● GOAL
Copy all of the material word for word, except for the pictures.

● DATA SUPPLIED
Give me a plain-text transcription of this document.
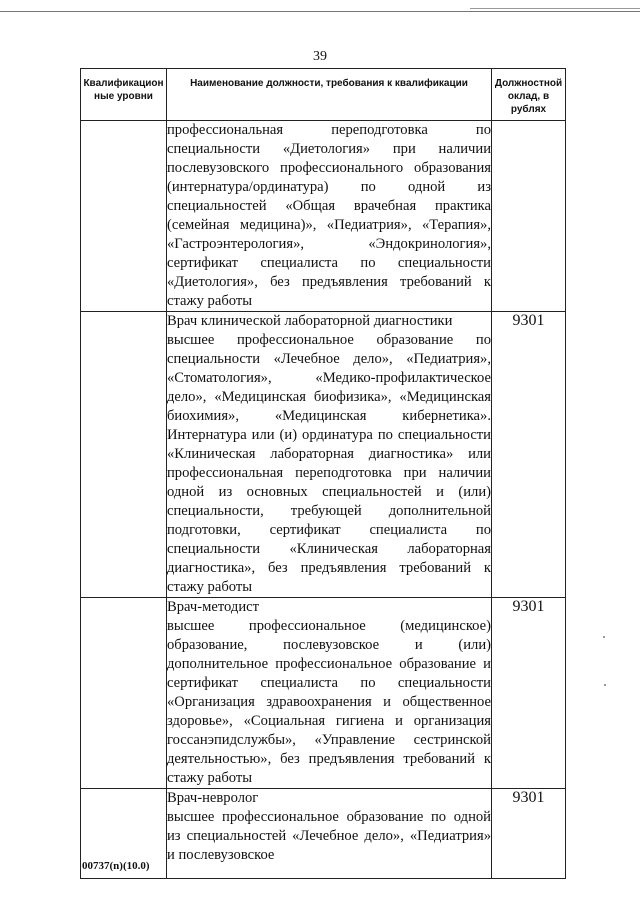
39
Квалификацион ные уровни	Наименование должности, требования к квалификации	Должностной оклад, в рублях

	профессиональная переподготовка по специальности «Диетология» при наличии послевузовского профессионального образования (интернатура/ординатура) по одной из специальностей «Общая врачебная практика (семейная медицина)», «Педиатрия», «Терапия», «Гастроэнтерология», «Эндокринология», сертификат специалиста по специальности «Диетология», без предъявления требований к стажу работы	

	Врач клинической лабораторной диагностики
высшее профессиональное образование по специальности «Лечебное дело», «Педиатрия», «Стоматология», «Медико-профилактическое дело», «Медицинская биофизика», «Медицинская биохимия», «Медицинская кибернетика». Интернатура или (и) ординатура по специальности «Клиническая лабораторная диагностика» или профессиональная переподготовка при наличии одной из основных специальностей и (или) специальности, требующей дополнительной подготовки, сертификат специалиста по специальности «Клиническая лабораторная диагностика», без предъявления требований к стажу работы	9301

	Врач-методист
высшее профессиональное (медицинское) образование, послевузовское и (или) дополнительное профессиональное образование и сертификат специалиста по специальности «Организация здравоохранения и общественное здоровье», «Социальная гигиена и организация госсанэпидслужбы», «Управление сестринской деятельностью», без предъявления требований к стажу работы	9301

	Врач-невролог
высшее профессиональное образование по одной из специальностей «Лечебное дело», «Педиатрия» и послевузовское	9301
00737(n)(10.0)
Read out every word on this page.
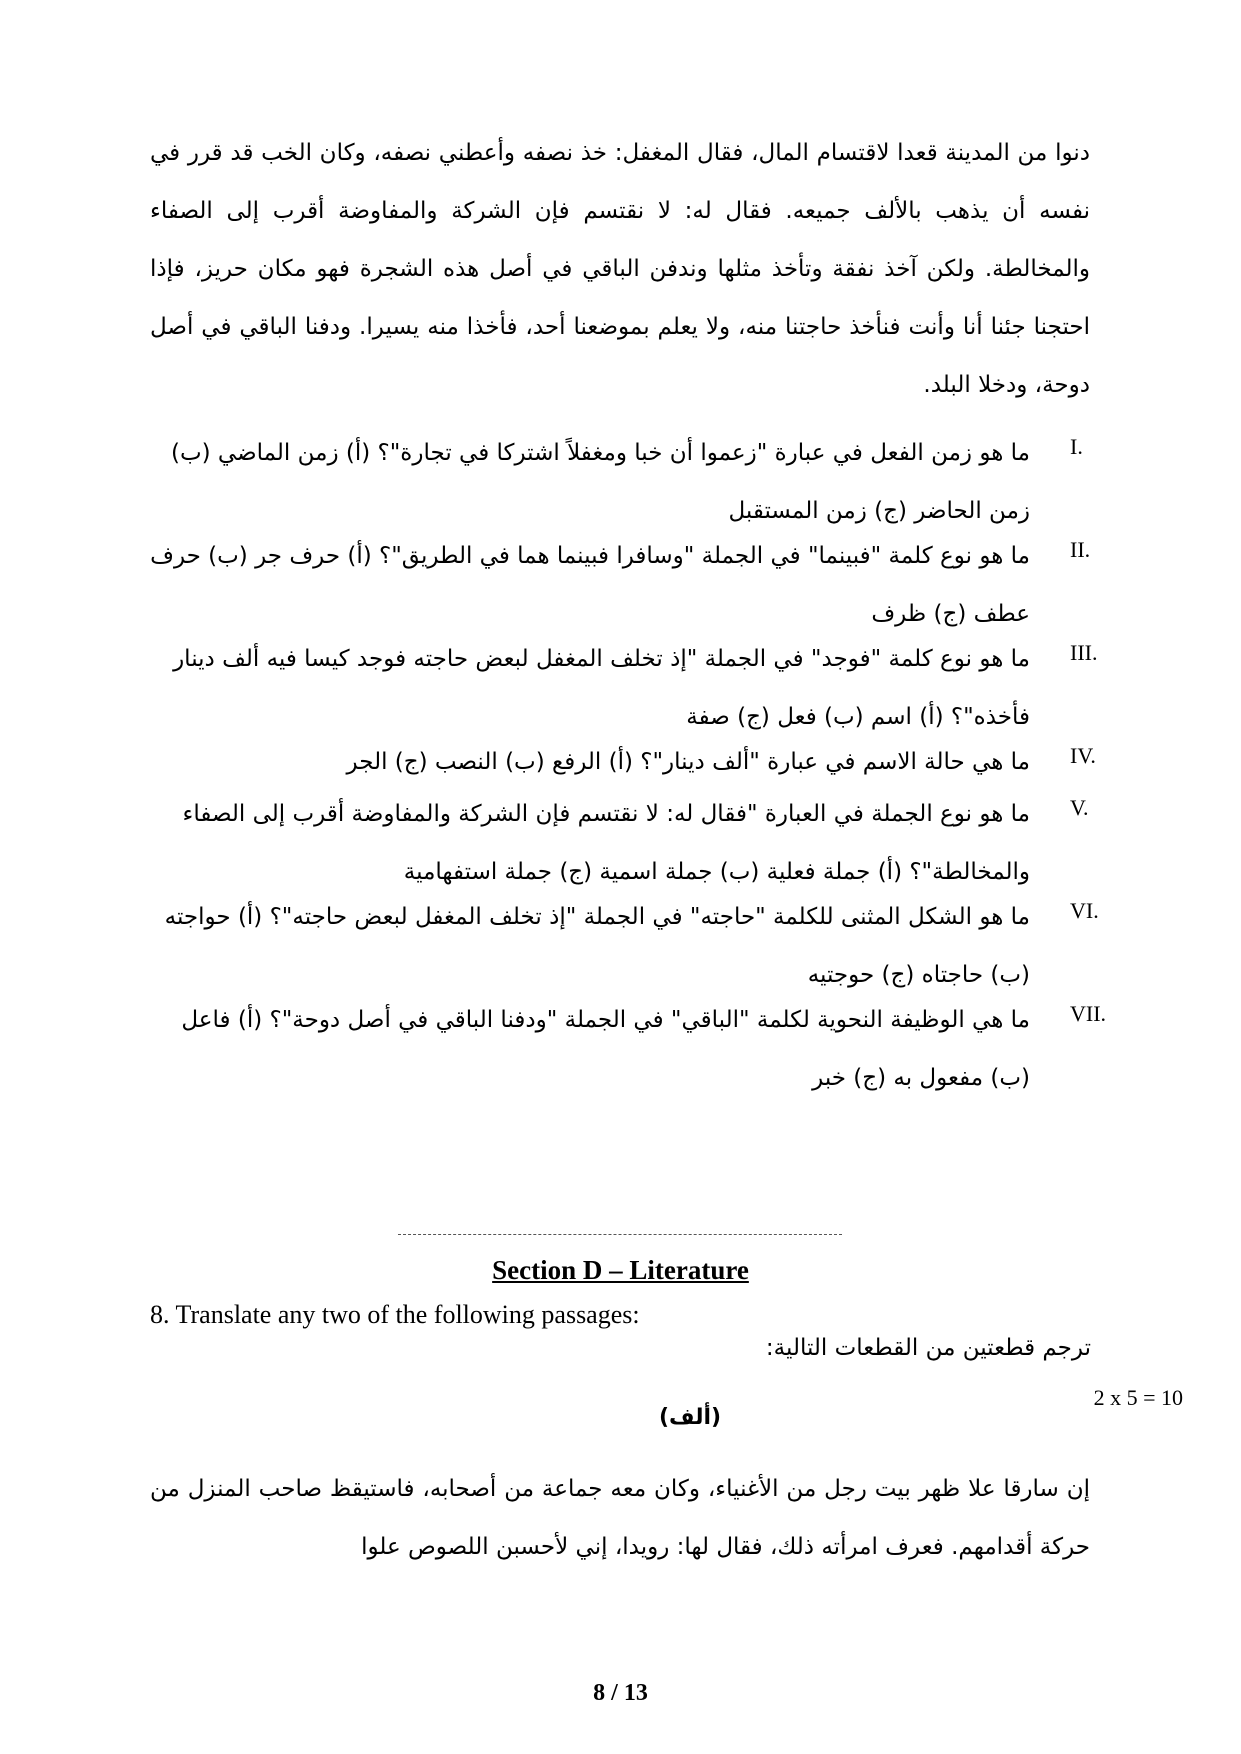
دنوا من المدينة قعدا لاقتسام المال، فقال المغفل: خذ نصفه وأعطني نصفه، وكان الخب قد قرر في نفسه أن يذهب بالألف جميعه. فقال له: لا نقتسم فإن الشركة والمفاوضة أقرب إلى الصفاء والمخالطة. ولكن آخذ نفقة وتأخذ مثلها وندفن الباقي في أصل هذه الشجرة فهو مكان حريز، فإذا احتجنا جئنا أنا وأنت فنأخذ حاجتنا منه، ولا يعلم بموضعنا أحد، فأخذا منه يسيرا. ودفنا الباقي في أصل دوحة، ودخلا البلد.

I.

ما هو زمن الفعل في عبارة "زعموا أن خبا ومغفلاً اشتركا في تجارة"؟ (أ) زمن الماضي (ب) زمن الحاضر (ج) زمن المستقبل

II.

ما هو نوع كلمة "فبينما" في الجملة "وسافرا فبينما هما في الطريق"؟ (أ) حرف جر (ب) حرف عطف (ج) ظرف

III.

ما هو نوع كلمة "فوجد" في الجملة "إذ تخلف المغفل لبعض حاجته فوجد كيسا فيه ألف دينار فأخذه"؟ (أ) اسم (ب) فعل (ج) صفة

IV.

ما هي حالة الاسم في عبارة "ألف دينار"؟ (أ) الرفع (ب) النصب (ج) الجر

V.

ما هو نوع الجملة في العبارة "فقال له: لا نقتسم فإن الشركة والمفاوضة أقرب إلى الصفاء والمخالطة"؟ (أ) جملة فعلية (ب) جملة اسمية (ج) جملة استفهامية

VI.

ما هو الشكل المثنى للكلمة "حاجته" في الجملة "إذ تخلف المغفل لبعض حاجته"؟ (أ) حواجته (ب) حاجتاه (ج) حوجتيه

VII.

ما هي الوظيفة النحوية لكلمة "الباقي" في الجملة "ودفنا الباقي في أصل دوحة"؟ (أ) فاعل (ب) مفعول به (ج) خبر

Section D – Literature
8. Translate any two of the following passages:
ترجم قطعتين من القطعات التالية:
2 x 5 = 10
(ألف)

إن سارقا علا ظهر بيت رجل من الأغنياء، وكان معه جماعة من أصحابه، فاستيقظ صاحب المنزل من حركة أقدامهم. فعرف امرأته ذلك، فقال لها: رويدا، إني لأحسبن اللصوص علوا

8 / 13
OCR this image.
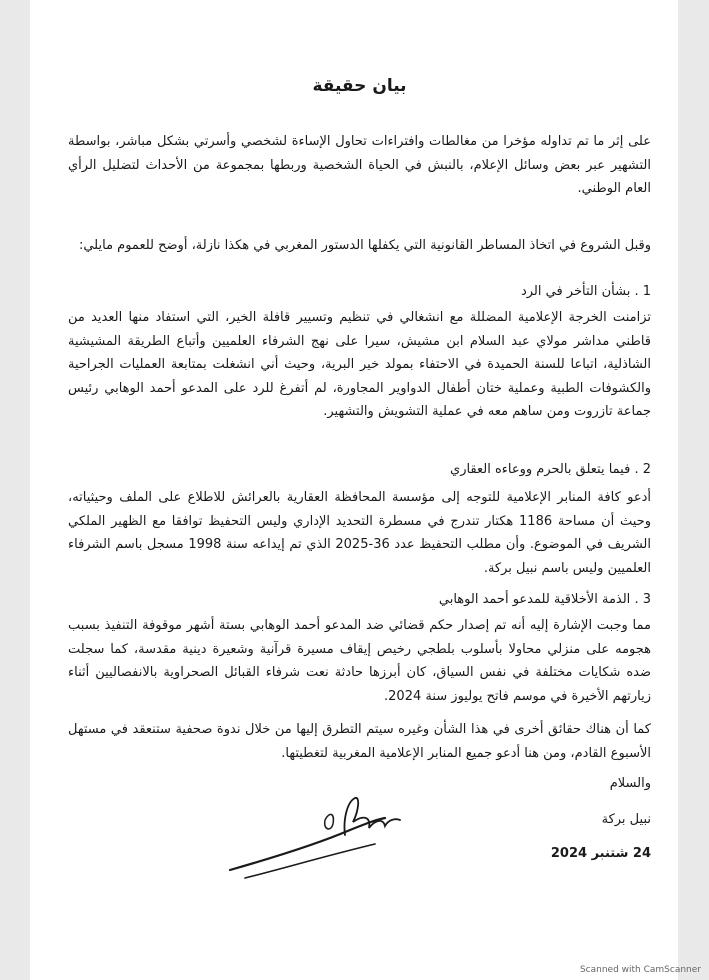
بيان حقيقة

على إثر ما تم تداوله مؤخرا من مغالطات وافتراءات تحاول الإساءة لشخصي وأسرتي بشكل مباشر، بواسطة التشهير عبر بعض وسائل الإعلام، بالنبش في الحياة الشخصية وربطها بمجموعة من الأحداث لتضليل الرأي العام الوطني.

وقبل الشروع في اتخاذ المساطر القانونية التي يكفلها الدستور المغربي في هكذا نازلة، أوضح للعموم مايلي:

1 . بشأن التأخر في الرد

تزامنت الخرجة الإعلامية المضللة مع انشغالي في تنظيم وتسيير قافلة الخير، التي استفاد منها العديد من قاطني مداشر مولاي عبد السلام ابن مشيش، سيرا على نهج الشرفاء العلميين وأتباع الطريقة المشيشية الشاذلية، اتباعا للسنة الحميدة في الاحتفاء بمولد خير البرية، وحيث أني انشغلت بمتابعة العمليات الجراحية والكشوفات الطبية وعملية ختان أطفال الدواوير المجاورة، لم أتفرغ للرد على المدعو أحمد الوهابي رئيس جماعة تازروت ومن ساهم معه في عملية التشويش والتشهير.

2 . فيما يتعلق بالحرم ووعاءه العقاري

أدعو كافة المنابر الإعلامية للتوجه إلى مؤسسة المحافظة العقارية بالعرائش للاطلاع على الملف وحيثياته، وحيث أن مساحة 1186 هكتار تندرج في مسطرة التحديد الإداري وليس التحفيظ توافقا مع الظهير الملكي الشريف في الموضوع. وأن مطلب التحفيظ عدد 36-2025 الذي تم إيداعه سنة 1998 مسجل باسم الشرفاء العلميين وليس باسم نبيل بركة.

3 . الذمة الأخلاقية للمدعو أحمد الوهابي

مما وجبت الإشارة إليه أنه تم إصدار حكم قضائي ضد المدعو أحمد الوهابي بستة أشهر موقوفة التنفيذ بسبب هجومه على منزلي محاولا بأسلوب بلطجي رخيص إيقاف مسيرة قرآنية وشعيرة دينية مقدسة، كما سجلت ضده شكايات مختلفة في نفس السياق، كان أبرزها حادثة نعت شرفاء القبائل الصحراوية بالانفصاليين أثناء زيارتهم الأخيرة في موسم فاتح يوليوز سنة 2024.

كما أن هناك حقائق أخرى في هذا الشأن وغيره سيتم التطرق إليها من خلال ندوة صحفية ستنعقد في مستهل الأسبوع القادم، ومن هنا أدعو جميع المنابر الإعلامية المغربية لتغطيتها.

والسلام
نبيل بركة
24 شتنبر 2024
Scanned with CamScanner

● RESPONSE TO THIS TASK
Give me a plain-text transcription of this document.
39
Квалификацион ные уровни	Наименование должности, требования к квалификации	Должностной оклад, в рублях

	профессиональная переподготовка по специальности «Диетология» при наличии послевузовского профессионального образования (интернатура/ординатура) по одной из специальностей «Общая врачебная практика (семейная медицина)», «Педиатрия», «Терапия», «Гастроэнтерология», «Эндокринология», сертификат специалиста по специальности «Диетология», без предъявления требований к стажу работы	

	Врач клинической лабораторной диагностики
высшее профессиональное образование по специальности «Лечебное дело», «Педиатрия», «Стоматология», «Медико-профилактическое дело», «Медицинская биофизика», «Медицинская биохимия», «Медицинская кибернетика». Интернатура или (и) ординатура по специальности «Клиническая лабораторная диагностика» или профессиональная переподготовка при наличии одной из основных специальностей и (или) специальности, требующей дополнительной подготовки, сертификат специалиста по специальности «Клиническая лабораторная диагностика», без предъявления требований к стажу работы	9301

	Врач-методист
высшее профессиональное (медицинское) образование, послевузовское и (или) дополнительное профессиональное образование и сертификат специалиста по специальности «Организация здравоохранения и общественное здоровье», «Социальная гигиена и организация госсанэпидслужбы», «Управление сестринской деятельностью», без предъявления требований к стажу работы	9301

	Врач-невролог
высшее профессиональное образование по одной из специальностей «Лечебное дело», «Педиатрия» и послевузовское	9301
00737(n)(10.0)
Read out every word on this page.
دنوا من المدينة قعدا لاقتسام المال، فقال المغفل: خذ نصفه وأعطني نصفه، وكان الخب قد قرر في نفسه أن يذهب بالألف جميعه. فقال له: لا نقتسم فإن الشركة والمفاوضة أقرب إلى الصفاء والمخالطة. ولكن آخذ نفقة وتأخذ مثلها وندفن الباقي في أصل هذه الشجرة فهو مكان حريز، فإذا احتجنا جئنا أنا وأنت فنأخذ حاجتنا منه، ولا يعلم بموضعنا أحد، فأخذا منه يسيرا. ودفنا الباقي في أصل دوحة، ودخلا البلد.

I.

ما هو زمن الفعل في عبارة "زعموا أن خبا ومغفلاً اشتركا في تجارة"؟ (أ) زمن الماضي (ب) زمن الحاضر (ج) زمن المستقبل

II.

ما هو نوع كلمة "فبينما" في الجملة "وسافرا فبينما هما في الطريق"؟ (أ) حرف جر (ب) حرف عطف (ج) ظرف

III.

ما هو نوع كلمة "فوجد" في الجملة "إذ تخلف المغفل لبعض حاجته فوجد كيسا فيه ألف دينار فأخذه"؟ (أ) اسم (ب) فعل (ج) صفة

IV.

ما هي حالة الاسم في عبارة "ألف دينار"؟ (أ) الرفع (ب) النصب (ج) الجر

V.

ما هو نوع الجملة في العبارة "فقال له: لا نقتسم فإن الشركة والمفاوضة أقرب إلى الصفاء والمخالطة"؟ (أ) جملة فعلية (ب) جملة اسمية (ج) جملة استفهامية

VI.

ما هو الشكل المثنى للكلمة "حاجته" في الجملة "إذ تخلف المغفل لبعض حاجته"؟ (أ) حواجته (ب) حاجتاه (ج) حوجتيه

VII.

ما هي الوظيفة النحوية لكلمة "الباقي" في الجملة "ودفنا الباقي في أصل دوحة"؟ (أ) فاعل (ب) مفعول به (ج) خبر

Section D – Literature
8. Translate any two of the following passages:
ترجم قطعتين من القطعات التالية:
2 x 5 = 10
(ألف)

إن سارقا علا ظهر بيت رجل من الأغنياء، وكان معه جماعة من أصحابه، فاستيقظ صاحب المنزل من حركة أقدامهم. فعرف امرأته ذلك، فقال لها: رويدا، إني لأحسبن اللصوص علوا

8 / 13
OCR this image.
بيان حقيقة

على إثر ما تم تداوله مؤخرا من مغالطات وافتراءات تحاول الإساءة لشخصي وأسرتي بشكل مباشر، بواسطة التشهير عبر بعض وسائل الإعلام، بالنبش في الحياة الشخصية وربطها بمجموعة من الأحداث لتضليل الرأي العام الوطني.

وقبل الشروع في اتخاذ المساطر القانونية التي يكفلها الدستور المغربي في هكذا نازلة، أوضح للعموم مايلي:

1 . بشأن التأخر في الرد

تزامنت الخرجة الإعلامية المضللة مع انشغالي في تنظيم وتسيير قافلة الخير، التي استفاد منها العديد من قاطني مداشر مولاي عبد السلام ابن مشيش، سيرا على نهج الشرفاء العلميين وأتباع الطريقة المشيشية الشاذلية، اتباعا للسنة الحميدة في الاحتفاء بمولد خير البرية، وحيث أني انشغلت بمتابعة العمليات الجراحية والكشوفات الطبية وعملية ختان أطفال الدواوير المجاورة، لم أتفرغ للرد على المدعو أحمد الوهابي رئيس جماعة تازروت ومن ساهم معه في عملية التشويش والتشهير.

2 . فيما يتعلق بالحرم ووعاءه العقاري

أدعو كافة المنابر الإعلامية للتوجه إلى مؤسسة المحافظة العقارية بالعرائش للاطلاع على الملف وحيثياته، وحيث أن مساحة 1186 هكتار تندرج في مسطرة التحديد الإداري وليس التحفيظ توافقا مع الظهير الملكي الشريف في الموضوع. وأن مطلب التحفيظ عدد 36-2025 الذي تم إيداعه سنة 1998 مسجل باسم الشرفاء العلميين وليس باسم نبيل بركة.

3 . الذمة الأخلاقية للمدعو أحمد الوهابي

مما وجبت الإشارة إليه أنه تم إصدار حكم قضائي ضد المدعو أحمد الوهابي بستة أشهر موقوفة التنفيذ بسبب هجومه على منزلي محاولا بأسلوب بلطجي رخيص إيقاف مسيرة قرآنية وشعيرة دينية مقدسة، كما سجلت ضده شكايات مختلفة في نفس السياق، كان أبرزها حادثة نعت شرفاء القبائل الصحراوية بالانفصاليين أثناء زيارتهم الأخيرة في موسم فاتح يوليوز سنة 2024.

كما أن هناك حقائق أخرى في هذا الشأن وغيره سيتم التطرق إليها من خلال ندوة صحفية ستنعقد في مستهل الأسبوع القادم، ومن هنا أدعو جميع المنابر الإعلامية المغربية لتغطيتها.

والسلام
نبيل بركة
24 شتنبر 2024
Scanned with CamScanner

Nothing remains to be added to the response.